- What you need to do
Look through the material below. Copy each line that contains the string "Yuumi".

-- begin Source records --

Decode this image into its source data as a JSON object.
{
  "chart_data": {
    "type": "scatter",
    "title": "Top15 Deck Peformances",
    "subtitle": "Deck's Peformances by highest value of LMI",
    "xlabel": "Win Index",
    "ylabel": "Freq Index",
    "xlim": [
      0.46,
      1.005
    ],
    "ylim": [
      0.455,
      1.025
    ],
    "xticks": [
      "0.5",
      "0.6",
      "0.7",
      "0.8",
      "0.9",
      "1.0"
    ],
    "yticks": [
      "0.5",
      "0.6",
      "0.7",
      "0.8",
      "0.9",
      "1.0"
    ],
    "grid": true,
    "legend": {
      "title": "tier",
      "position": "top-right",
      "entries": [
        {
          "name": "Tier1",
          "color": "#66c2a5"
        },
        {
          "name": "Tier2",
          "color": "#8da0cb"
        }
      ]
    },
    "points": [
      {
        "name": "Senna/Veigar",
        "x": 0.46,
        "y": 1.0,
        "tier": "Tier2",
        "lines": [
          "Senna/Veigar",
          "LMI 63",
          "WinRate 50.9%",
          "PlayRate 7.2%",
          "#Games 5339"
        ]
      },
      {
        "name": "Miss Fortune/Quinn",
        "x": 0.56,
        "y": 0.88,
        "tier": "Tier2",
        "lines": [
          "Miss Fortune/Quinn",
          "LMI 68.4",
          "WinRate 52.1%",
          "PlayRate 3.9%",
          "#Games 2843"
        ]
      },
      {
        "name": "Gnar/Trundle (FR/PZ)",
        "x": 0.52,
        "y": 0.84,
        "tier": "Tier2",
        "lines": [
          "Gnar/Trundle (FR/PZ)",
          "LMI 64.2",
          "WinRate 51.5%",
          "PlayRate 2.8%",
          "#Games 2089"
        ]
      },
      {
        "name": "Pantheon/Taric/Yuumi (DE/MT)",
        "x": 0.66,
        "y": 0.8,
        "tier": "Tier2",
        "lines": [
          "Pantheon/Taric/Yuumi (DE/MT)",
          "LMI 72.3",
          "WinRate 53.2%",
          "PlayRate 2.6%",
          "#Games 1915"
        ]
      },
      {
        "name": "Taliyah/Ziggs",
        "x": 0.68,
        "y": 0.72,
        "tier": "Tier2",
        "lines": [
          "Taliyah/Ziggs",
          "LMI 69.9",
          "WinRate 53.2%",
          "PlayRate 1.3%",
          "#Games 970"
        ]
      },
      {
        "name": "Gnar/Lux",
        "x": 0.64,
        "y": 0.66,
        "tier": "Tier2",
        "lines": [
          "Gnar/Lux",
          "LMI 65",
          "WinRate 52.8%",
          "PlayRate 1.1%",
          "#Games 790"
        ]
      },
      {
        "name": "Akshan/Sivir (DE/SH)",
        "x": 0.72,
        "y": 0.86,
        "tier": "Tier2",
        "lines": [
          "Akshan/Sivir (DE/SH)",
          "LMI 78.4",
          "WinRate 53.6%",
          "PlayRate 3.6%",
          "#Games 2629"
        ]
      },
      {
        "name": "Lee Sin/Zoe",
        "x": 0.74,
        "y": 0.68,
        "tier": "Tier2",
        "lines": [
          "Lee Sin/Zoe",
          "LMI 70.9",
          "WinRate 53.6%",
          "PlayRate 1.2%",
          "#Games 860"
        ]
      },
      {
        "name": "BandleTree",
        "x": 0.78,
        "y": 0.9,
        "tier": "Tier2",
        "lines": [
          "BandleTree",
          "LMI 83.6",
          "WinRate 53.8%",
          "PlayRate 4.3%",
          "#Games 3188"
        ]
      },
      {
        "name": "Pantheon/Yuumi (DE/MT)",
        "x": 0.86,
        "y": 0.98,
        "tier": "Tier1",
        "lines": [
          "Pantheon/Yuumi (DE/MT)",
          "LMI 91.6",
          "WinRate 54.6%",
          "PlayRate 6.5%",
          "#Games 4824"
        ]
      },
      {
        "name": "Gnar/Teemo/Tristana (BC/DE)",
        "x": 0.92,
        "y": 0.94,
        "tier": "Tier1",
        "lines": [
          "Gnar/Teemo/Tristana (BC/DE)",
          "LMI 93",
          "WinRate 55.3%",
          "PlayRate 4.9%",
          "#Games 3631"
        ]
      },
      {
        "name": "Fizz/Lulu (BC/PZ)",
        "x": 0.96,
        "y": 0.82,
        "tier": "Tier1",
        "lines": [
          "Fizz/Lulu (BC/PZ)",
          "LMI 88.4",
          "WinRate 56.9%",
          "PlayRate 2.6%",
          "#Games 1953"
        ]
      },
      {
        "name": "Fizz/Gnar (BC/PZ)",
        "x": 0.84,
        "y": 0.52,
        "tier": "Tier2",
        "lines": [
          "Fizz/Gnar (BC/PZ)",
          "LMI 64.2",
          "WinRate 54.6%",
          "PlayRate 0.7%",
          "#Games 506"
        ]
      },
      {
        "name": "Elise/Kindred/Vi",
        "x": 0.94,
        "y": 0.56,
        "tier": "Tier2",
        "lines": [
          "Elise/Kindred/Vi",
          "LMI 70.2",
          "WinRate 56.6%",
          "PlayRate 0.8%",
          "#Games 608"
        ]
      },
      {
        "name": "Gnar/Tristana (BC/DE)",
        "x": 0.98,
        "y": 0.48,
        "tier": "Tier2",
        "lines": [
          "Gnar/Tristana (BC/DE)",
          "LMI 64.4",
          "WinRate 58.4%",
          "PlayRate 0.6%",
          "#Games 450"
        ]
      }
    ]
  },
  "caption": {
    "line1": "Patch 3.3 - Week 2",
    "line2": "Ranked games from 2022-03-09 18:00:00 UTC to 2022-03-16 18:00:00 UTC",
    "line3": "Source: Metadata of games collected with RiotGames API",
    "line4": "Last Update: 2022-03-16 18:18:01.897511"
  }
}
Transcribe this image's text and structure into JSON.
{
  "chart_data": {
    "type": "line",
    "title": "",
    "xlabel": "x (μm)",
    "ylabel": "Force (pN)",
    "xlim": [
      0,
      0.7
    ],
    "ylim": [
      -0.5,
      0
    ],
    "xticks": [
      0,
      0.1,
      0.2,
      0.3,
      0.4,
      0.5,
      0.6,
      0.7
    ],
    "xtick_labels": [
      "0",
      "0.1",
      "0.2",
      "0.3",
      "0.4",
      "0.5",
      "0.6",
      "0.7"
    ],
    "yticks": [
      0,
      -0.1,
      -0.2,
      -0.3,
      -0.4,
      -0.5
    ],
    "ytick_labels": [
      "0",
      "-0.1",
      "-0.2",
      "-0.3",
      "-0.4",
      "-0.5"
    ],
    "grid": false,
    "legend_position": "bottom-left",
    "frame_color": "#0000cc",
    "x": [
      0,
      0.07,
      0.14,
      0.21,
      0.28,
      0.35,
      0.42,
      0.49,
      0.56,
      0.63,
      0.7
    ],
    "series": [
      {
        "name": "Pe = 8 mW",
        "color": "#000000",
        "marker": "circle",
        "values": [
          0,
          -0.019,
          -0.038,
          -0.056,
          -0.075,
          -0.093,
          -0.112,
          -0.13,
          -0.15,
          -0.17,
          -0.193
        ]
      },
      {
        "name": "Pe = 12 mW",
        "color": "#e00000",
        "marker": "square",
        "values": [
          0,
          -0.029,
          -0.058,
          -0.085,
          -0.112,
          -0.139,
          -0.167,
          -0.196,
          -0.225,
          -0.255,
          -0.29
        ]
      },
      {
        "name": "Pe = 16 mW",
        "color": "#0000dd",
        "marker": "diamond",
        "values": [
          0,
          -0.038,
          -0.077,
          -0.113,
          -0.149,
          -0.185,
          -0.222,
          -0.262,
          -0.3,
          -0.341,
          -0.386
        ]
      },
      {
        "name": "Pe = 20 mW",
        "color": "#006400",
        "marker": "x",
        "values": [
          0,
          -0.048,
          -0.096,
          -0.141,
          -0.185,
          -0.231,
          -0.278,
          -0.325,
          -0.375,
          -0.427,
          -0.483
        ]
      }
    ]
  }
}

-- end Source records --

- Full response
        "name": "Pantheon/Taric/Yuumi (DE/MT)",
          "Pantheon/Taric/Yuumi (DE/MT)",
        "name": "Pantheon/Yuumi (DE/MT)",
          "Pantheon/Yuumi (DE/MT)",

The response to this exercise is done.